[Data items]
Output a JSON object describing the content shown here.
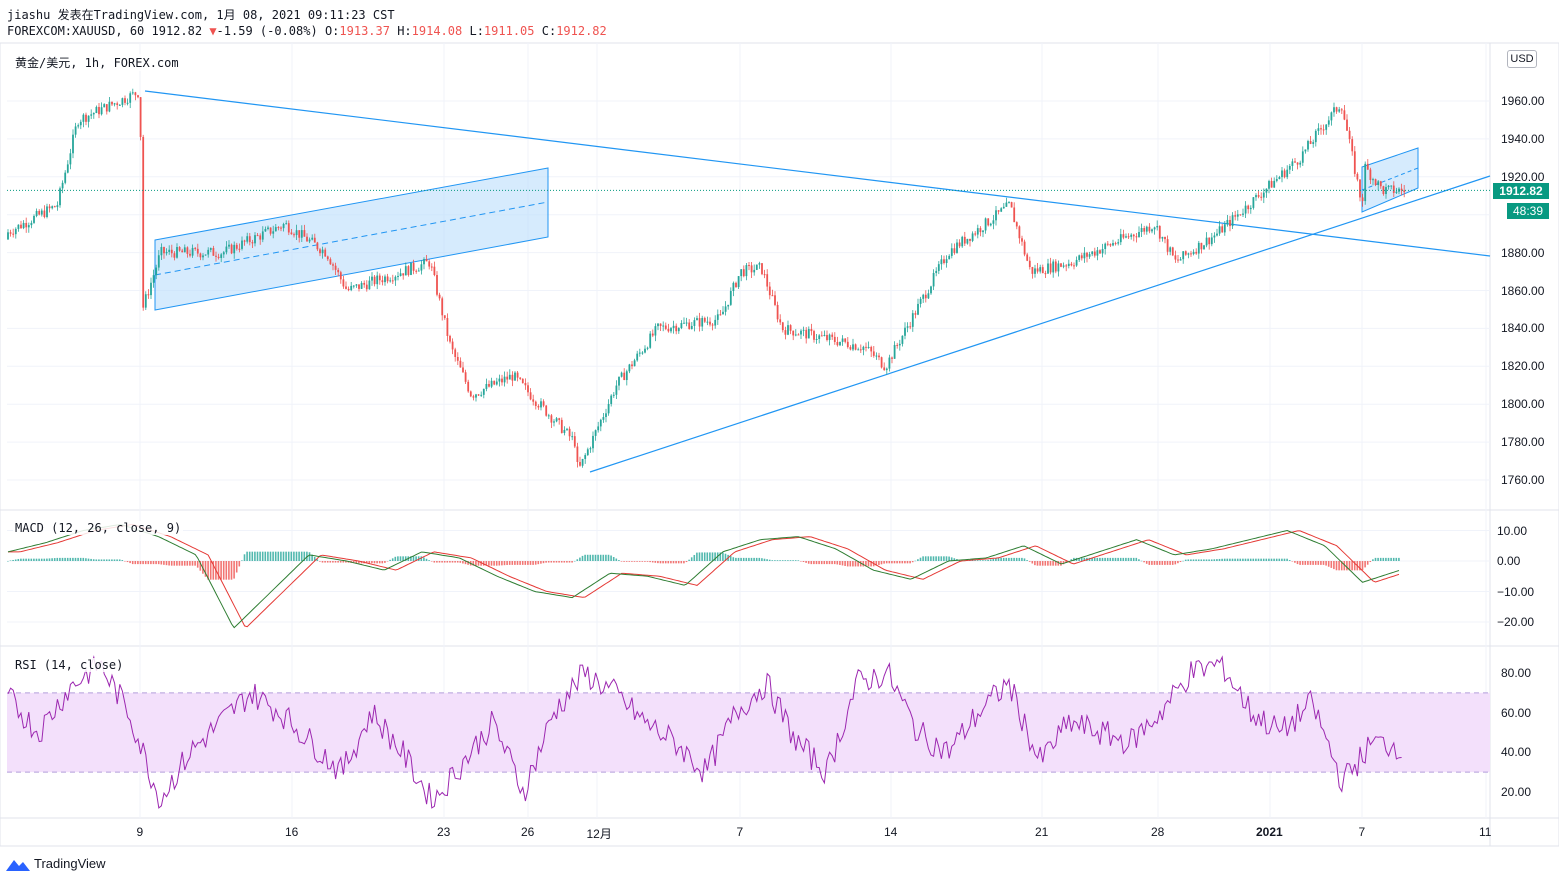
{
  "header": {
    "line1": "jiashu 发表在TradingView.com, 1月 08, 2021 09:11:23 CST",
    "symbol": "FOREXCOM:XAUUSD, 60 1912.82",
    "change_arrow": "▼",
    "change": "-1.59 (-0.08%)",
    "open_label": "O:",
    "open": "1913.37",
    "high_label": "H:",
    "high": "1914.08",
    "low_label": "L:",
    "low": "1911.05",
    "close_label": "C:",
    "close": "1912.82"
  },
  "main_pane": {
    "title": "黄金/美元, 1h, FOREX.com"
  },
  "macd_pane": {
    "title": "MACD (12, 26, close, 9)"
  },
  "rsi_pane": {
    "title": "RSI (14, close)"
  },
  "price_axis": {
    "currency": "USD",
    "current_price": "1912.82",
    "countdown": "48:39",
    "ticks": [
      "1960.00",
      "1940.00",
      "1920.00",
      "1880.00",
      "1860.00",
      "1840.00",
      "1820.00",
      "1800.00",
      "1780.00",
      "1760.00"
    ]
  },
  "macd_axis": {
    "ticks": [
      "10.00",
      "0.00",
      "−10.00",
      "−20.00"
    ]
  },
  "rsi_axis": {
    "ticks": [
      "80.00",
      "60.00",
      "40.00",
      "20.00"
    ]
  },
  "time_axis": {
    "ticks": [
      {
        "label": "9",
        "bold": false
      },
      {
        "label": "16",
        "bold": false
      },
      {
        "label": "23",
        "bold": false
      },
      {
        "label": "26",
        "bold": false
      },
      {
        "label": "12月",
        "bold": false
      },
      {
        "label": "7",
        "bold": false
      },
      {
        "label": "14",
        "bold": false
      },
      {
        "label": "21",
        "bold": false
      },
      {
        "label": "28",
        "bold": false
      },
      {
        "label": "2021",
        "bold": true
      },
      {
        "label": "7",
        "bold": false
      },
      {
        "label": "11",
        "bold": false
      }
    ]
  },
  "colors": {
    "up": "#26a69a",
    "down": "#ef5350",
    "trendline": "#2196f3",
    "channel_fill": "#bbdefb",
    "macd_line": "#2e7d32",
    "signal_line": "#e53935",
    "rsi_line": "#9c27b0",
    "rsi_band": "#f3e0fb",
    "price_tag": "#089981"
  },
  "chart_data": [
    {
      "type": "candlestick",
      "title": "黄金/美元, 1h, FOREX.com",
      "y_unit": "USD",
      "ylim": [
        1750,
        1975
      ],
      "x_range": [
        "2020-11-02",
        "2021-01-11"
      ],
      "approx_path": [
        {
          "x": "2020-11-02",
          "y": 1887
        },
        {
          "x": "2020-11-05",
          "y": 1905
        },
        {
          "x": "2020-11-06",
          "y": 1950
        },
        {
          "x": "2020-11-09",
          "y": 1965
        },
        {
          "x": "2020-11-09",
          "y": 1851
        },
        {
          "x": "2020-11-10",
          "y": 1880
        },
        {
          "x": "2020-11-13",
          "y": 1880
        },
        {
          "x": "2020-11-16",
          "y": 1895
        },
        {
          "x": "2020-11-18",
          "y": 1880
        },
        {
          "x": "2020-11-19",
          "y": 1860
        },
        {
          "x": "2020-11-23",
          "y": 1875
        },
        {
          "x": "2020-11-24",
          "y": 1830
        },
        {
          "x": "2020-11-25",
          "y": 1805
        },
        {
          "x": "2020-11-27",
          "y": 1815
        },
        {
          "x": "2020-11-30",
          "y": 1780
        },
        {
          "x": "2020-11-30",
          "y": 1764
        },
        {
          "x": "2020-12-02",
          "y": 1810
        },
        {
          "x": "2020-12-04",
          "y": 1840
        },
        {
          "x": "2020-12-07",
          "y": 1845
        },
        {
          "x": "2020-12-08",
          "y": 1870
        },
        {
          "x": "2020-12-09",
          "y": 1872
        },
        {
          "x": "2020-12-10",
          "y": 1840
        },
        {
          "x": "2020-12-14",
          "y": 1830
        },
        {
          "x": "2020-12-15",
          "y": 1820
        },
        {
          "x": "2020-12-17",
          "y": 1860
        },
        {
          "x": "2020-12-18",
          "y": 1880
        },
        {
          "x": "2020-12-21",
          "y": 1905
        },
        {
          "x": "2020-12-22",
          "y": 1870
        },
        {
          "x": "2020-12-24",
          "y": 1875
        },
        {
          "x": "2020-12-28",
          "y": 1895
        },
        {
          "x": "2020-12-29",
          "y": 1875
        },
        {
          "x": "2020-12-31",
          "y": 1890
        },
        {
          "x": "2021-01-04",
          "y": 1930
        },
        {
          "x": "2021-01-05",
          "y": 1945
        },
        {
          "x": "2021-01-06",
          "y": 1959
        },
        {
          "x": "2021-01-07",
          "y": 1905
        },
        {
          "x": "2021-01-07",
          "y": 1925
        },
        {
          "x": "2021-01-08",
          "y": 1912.82
        }
      ],
      "open": 1913.37,
      "high": 1914.08,
      "low": 1911.05,
      "close": 1912.82
    },
    {
      "type": "line",
      "title": "MACD (12, 26, close, 9)",
      "ylim": [
        -25,
        12
      ],
      "series": [
        {
          "values": [
            3,
            6,
            10,
            12,
            8,
            2,
            -22,
            -10,
            2,
            0,
            -3,
            3,
            1,
            -5,
            -10,
            -12,
            -4,
            -5,
            -8,
            3,
            7,
            8,
            4,
            -3,
            -6,
            0,
            1,
            5,
            -1,
            3,
            7,
            2,
            4,
            7,
            10,
            5,
            -7,
            -3
          ]
        }
      ]
    },
    {
      "type": "line",
      "title": "RSI (14, close)",
      "ylim": [
        10,
        90
      ],
      "band": [
        30,
        70
      ],
      "series": [
        {
          "values": [
            68,
            50,
            72,
            85,
            60,
            16,
            40,
            55,
            70,
            60,
            45,
            30,
            60,
            40,
            15,
            35,
            55,
            20,
            60,
            80,
            70,
            55,
            45,
            30,
            60,
            75,
            45,
            30,
            75,
            80,
            50,
            40,
            60,
            75,
            35,
            55,
            50,
            45,
            60,
            80,
            85,
            60,
            50,
            65,
            25,
            45,
            43
          ]
        }
      ]
    }
  ]
}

**Stated problem**
Omit the pictures and restate the rest of the records verbatim.

**Correct answer**
Output a JSON object describing the content shown here.
{
  "header": {
    "line1": "jiashu 发表在TradingView.com, 1月 08, 2021 09:11:23 CST",
    "symbol": "FOREXCOM:XAUUSD, 60 1912.82",
    "change_arrow": "▼",
    "change": "-1.59 (-0.08%)",
    "open_label": "O:",
    "open": "1913.37",
    "high_label": "H:",
    "high": "1914.08",
    "low_label": "L:",
    "low": "1911.05",
    "close_label": "C:",
    "close": "1912.82"
  },
  "main_pane": {
    "title": "黄金/美元, 1h, FOREX.com"
  },
  "macd_pane": {
    "title": "MACD (12, 26, close, 9)"
  },
  "rsi_pane": {
    "title": "RSI (14, close)"
  },
  "price_axis": {
    "currency": "USD",
    "current_price": "1912.82",
    "countdown": "48:39",
    "ticks": [
      "1960.00",
      "1940.00",
      "1920.00",
      "1880.00",
      "1860.00",
      "1840.00",
      "1820.00",
      "1800.00",
      "1780.00",
      "1760.00"
    ]
  },
  "macd_axis": {
    "ticks": [
      "10.00",
      "0.00",
      "−10.00",
      "−20.00"
    ]
  },
  "rsi_axis": {
    "ticks": [
      "80.00",
      "60.00",
      "40.00",
      "20.00"
    ]
  },
  "time_axis": {
    "ticks": [
      {
        "label": "9",
        "bold": false
      },
      {
        "label": "16",
        "bold": false
      },
      {
        "label": "23",
        "bold": false
      },
      {
        "label": "26",
        "bold": false
      },
      {
        "label": "12月",
        "bold": false
      },
      {
        "label": "7",
        "bold": false
      },
      {
        "label": "14",
        "bold": false
      },
      {
        "label": "21",
        "bold": false
      },
      {
        "label": "28",
        "bold": false
      },
      {
        "label": "2021",
        "bold": true
      },
      {
        "label": "7",
        "bold": false
      },
      {
        "label": "11",
        "bold": false
      }
    ]
  },
  "colors": {
    "up": "#26a69a",
    "down": "#ef5350",
    "trendline": "#2196f3",
    "channel_fill": "#bbdefb",
    "macd_line": "#2e7d32",
    "signal_line": "#e53935",
    "rsi_line": "#9c27b0",
    "rsi_band": "#f3e0fb",
    "price_tag": "#089981"
  },
  "chart_data": [
    {
      "type": "candlestick",
      "title": "黄金/美元, 1h, FOREX.com",
      "y_unit": "USD",
      "ylim": [
        1750,
        1975
      ],
      "x_range": [
        "2020-11-02",
        "2021-01-11"
      ],
      "approx_path": [
        {
          "x": "2020-11-02",
          "y": 1887
        },
        {
          "x": "2020-11-05",
          "y": 1905
        },
        {
          "x": "2020-11-06",
          "y": 1950
        },
        {
          "x": "2020-11-09",
          "y": 1965
        },
        {
          "x": "2020-11-09",
          "y": 1851
        },
        {
          "x": "2020-11-10",
          "y": 1880
        },
        {
          "x": "2020-11-13",
          "y": 1880
        },
        {
          "x": "2020-11-16",
          "y": 1895
        },
        {
          "x": "2020-11-18",
          "y": 1880
        },
        {
          "x": "2020-11-19",
          "y": 1860
        },
        {
          "x": "2020-11-23",
          "y": 1875
        },
        {
          "x": "2020-11-24",
          "y": 1830
        },
        {
          "x": "2020-11-25",
          "y": 1805
        },
        {
          "x": "2020-11-27",
          "y": 1815
        },
        {
          "x": "2020-11-30",
          "y": 1780
        },
        {
          "x": "2020-11-30",
          "y": 1764
        },
        {
          "x": "2020-12-02",
          "y": 1810
        },
        {
          "x": "2020-12-04",
          "y": 1840
        },
        {
          "x": "2020-12-07",
          "y": 1845
        },
        {
          "x": "2020-12-08",
          "y": 1870
        },
        {
          "x": "2020-12-09",
          "y": 1872
        },
        {
          "x": "2020-12-10",
          "y": 1840
        },
        {
          "x": "2020-12-14",
          "y": 1830
        },
        {
          "x": "2020-12-15",
          "y": 1820
        },
        {
          "x": "2020-12-17",
          "y": 1860
        },
        {
          "x": "2020-12-18",
          "y": 1880
        },
        {
          "x": "2020-12-21",
          "y": 1905
        },
        {
          "x": "2020-12-22",
          "y": 1870
        },
        {
          "x": "2020-12-24",
          "y": 1875
        },
        {
          "x": "2020-12-28",
          "y": 1895
        },
        {
          "x": "2020-12-29",
          "y": 1875
        },
        {
          "x": "2020-12-31",
          "y": 1890
        },
        {
          "x": "2021-01-04",
          "y": 1930
        },
        {
          "x": "2021-01-05",
          "y": 1945
        },
        {
          "x": "2021-01-06",
          "y": 1959
        },
        {
          "x": "2021-01-07",
          "y": 1905
        },
        {
          "x": "2021-01-07",
          "y": 1925
        },
        {
          "x": "2021-01-08",
          "y": 1912.82
        }
      ],
      "open": 1913.37,
      "high": 1914.08,
      "low": 1911.05,
      "close": 1912.82
    },
    {
      "type": "line",
      "title": "MACD (12, 26, close, 9)",
      "ylim": [
        -25,
        12
      ],
      "series": [
        {
          "values": [
            3,
            6,
            10,
            12,
            8,
            2,
            -22,
            -10,
            2,
            0,
            -3,
            3,
            1,
            -5,
            -10,
            -12,
            -4,
            -5,
            -8,
            3,
            7,
            8,
            4,
            -3,
            -6,
            0,
            1,
            5,
            -1,
            3,
            7,
            2,
            4,
            7,
            10,
            5,
            -7,
            -3
          ]
        }
      ]
    },
    {
      "type": "line",
      "title": "RSI (14, close)",
      "ylim": [
        10,
        90
      ],
      "band": [
        30,
        70
      ],
      "series": [
        {
          "values": [
            68,
            50,
            72,
            85,
            60,
            16,
            40,
            55,
            70,
            60,
            45,
            30,
            60,
            40,
            15,
            35,
            55,
            20,
            60,
            80,
            70,
            55,
            45,
            30,
            60,
            75,
            45,
            30,
            75,
            80,
            50,
            40,
            60,
            75,
            35,
            55,
            50,
            45,
            60,
            80,
            85,
            60,
            50,
            65,
            25,
            45,
            43
          ]
        }
      ]
    }
  ]
}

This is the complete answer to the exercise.